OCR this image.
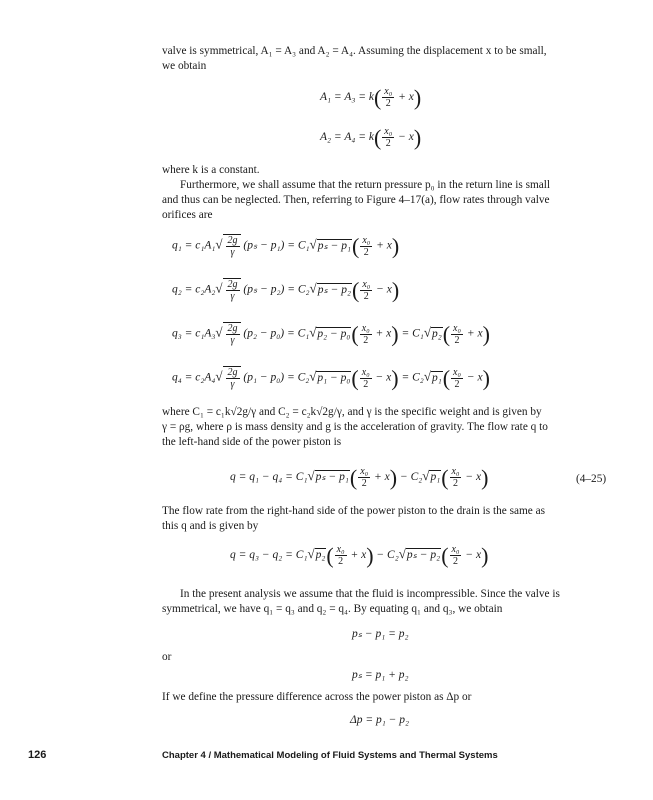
valve is symmetrical, A₁ = A₃ and A₂ = A₄. Assuming the displacement x to be small,
we obtain
$A_1 = A_3 = k( \frac{\text{x₀}}{2} + x)$
$A_2 = A_4 = k( \frac{\text{x₀}}{2} - x)$
where k is a constant.
Furthermore, we shall assume that the return pressure p₀ in the return line is small
and thus can be neglected. Then, referring to Figure 4–17(a), flow rates through valve
orifices are
$q_1 = c_1A_1√ \frac{2g}{\gamma} (p_s - p_1) = C_1√p_s - p_1( \frac{\text{x₀}}{2} + x)$
$q_2 = c_2A_2√ \frac{2g}{\gamma} (p_s - p_2) = C_2√p_s - p_2( \frac{\text{x₀}}{2} - x)$
$q_3 = c_1A_3√ \frac{2g}{\gamma} (p_2 - p_0) = C_1√p_2 - p_0( \frac{\text{x₀}}{2} + x) = C_1√p_2( \frac{\text{x₀}}{2} + x)$
$q_4 = c_2A_4√ \frac{2g}{\gamma} (p_1 - p_0) = C_2√p_1 - p_0( \frac{\text{x₀}}{2} - x) = C_2√p_1( \frac{\text{x₀}}{2} - x)$
where C₁ = c₁k√2g/γ and C₂ = c₂k√2g/γ, and γ is the specific weight and is given by
γ = ρg, where ρ is mass density and g is the acceleration of gravity. The flow rate q to
the left-hand side of the power piston is
$q = q_1 - q_4 = C_1√p_s - p_1( \frac{\text{x₀}}{2} + x) - C_2√p_1( \frac{\text{x₀}}{2} - x)$	(4–25)
The flow rate from the right-hand side of the power piston to the drain is the same as
this q and is given by
$q = q_3 - q_2 = C_1√p_2( \frac{\text{x₀}}{2} + x) - C_2√p_s - p_2( \frac{\text{x₀}}{2} - x)$
In the present analysis we assume that the fluid is incompressible. Since the valve is
symmetrical, we have q₁ = q₃ and q₂ = q₄. By equating q₁ and q₃, we obtain
pₛ − p₁ = p₂
or
pₛ = p₁ + p₂
If we define the pressure difference across the power piston as Δp or
Δp = p₁ − p₂
126	Chapter 4 / Mathematical Modeling of Fluid Systems and Thermal Systems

####

> [Problem to solve]:
Restate the whole of the material word for word without the pictures.

> [Exercise output]:
OCR this image.
valve is symmetrical, A₁ = A₃ and A₂ = A₄. Assuming the displacement x to be small,
we obtain
$A_1 = A_3 = k( \frac{\text{x₀}}{2} + x)$
$A_2 = A_4 = k( \frac{\text{x₀}}{2} - x)$
where k is a constant.
Furthermore, we shall assume that the return pressure p₀ in the return line is small
and thus can be neglected. Then, referring to Figure 4–17(a), flow rates through valve
orifices are
$q_1 = c_1A_1√ \frac{2g}{\gamma} (p_s - p_1) = C_1√p_s - p_1( \frac{\text{x₀}}{2} + x)$
$q_2 = c_2A_2√ \frac{2g}{\gamma} (p_s - p_2) = C_2√p_s - p_2( \frac{\text{x₀}}{2} - x)$
$q_3 = c_1A_3√ \frac{2g}{\gamma} (p_2 - p_0) = C_1√p_2 - p_0( \frac{\text{x₀}}{2} + x) = C_1√p_2( \frac{\text{x₀}}{2} + x)$
$q_4 = c_2A_4√ \frac{2g}{\gamma} (p_1 - p_0) = C_2√p_1 - p_0( \frac{\text{x₀}}{2} - x) = C_2√p_1( \frac{\text{x₀}}{2} - x)$
where C₁ = c₁k√2g/γ and C₂ = c₂k√2g/γ, and γ is the specific weight and is given by
γ = ρg, where ρ is mass density and g is the acceleration of gravity. The flow rate q to
the left-hand side of the power piston is
$q = q_1 - q_4 = C_1√p_s - p_1( \frac{\text{x₀}}{2} + x) - C_2√p_1( \frac{\text{x₀}}{2} - x)$	(4–25)
The flow rate from the right-hand side of the power piston to the drain is the same as
this q and is given by
$q = q_3 - q_2 = C_1√p_2( \frac{\text{x₀}}{2} + x) - C_2√p_s - p_2( \frac{\text{x₀}}{2} - x)$
In the present analysis we assume that the fluid is incompressible. Since the valve is
symmetrical, we have q₁ = q₃ and q₂ = q₄. By equating q₁ and q₃, we obtain
pₛ − p₁ = p₂
or
pₛ = p₁ + p₂
If we define the pressure difference across the power piston as Δp or
Δp = p₁ − p₂
126	Chapter 4 / Mathematical Modeling of Fluid Systems and Thermal Systems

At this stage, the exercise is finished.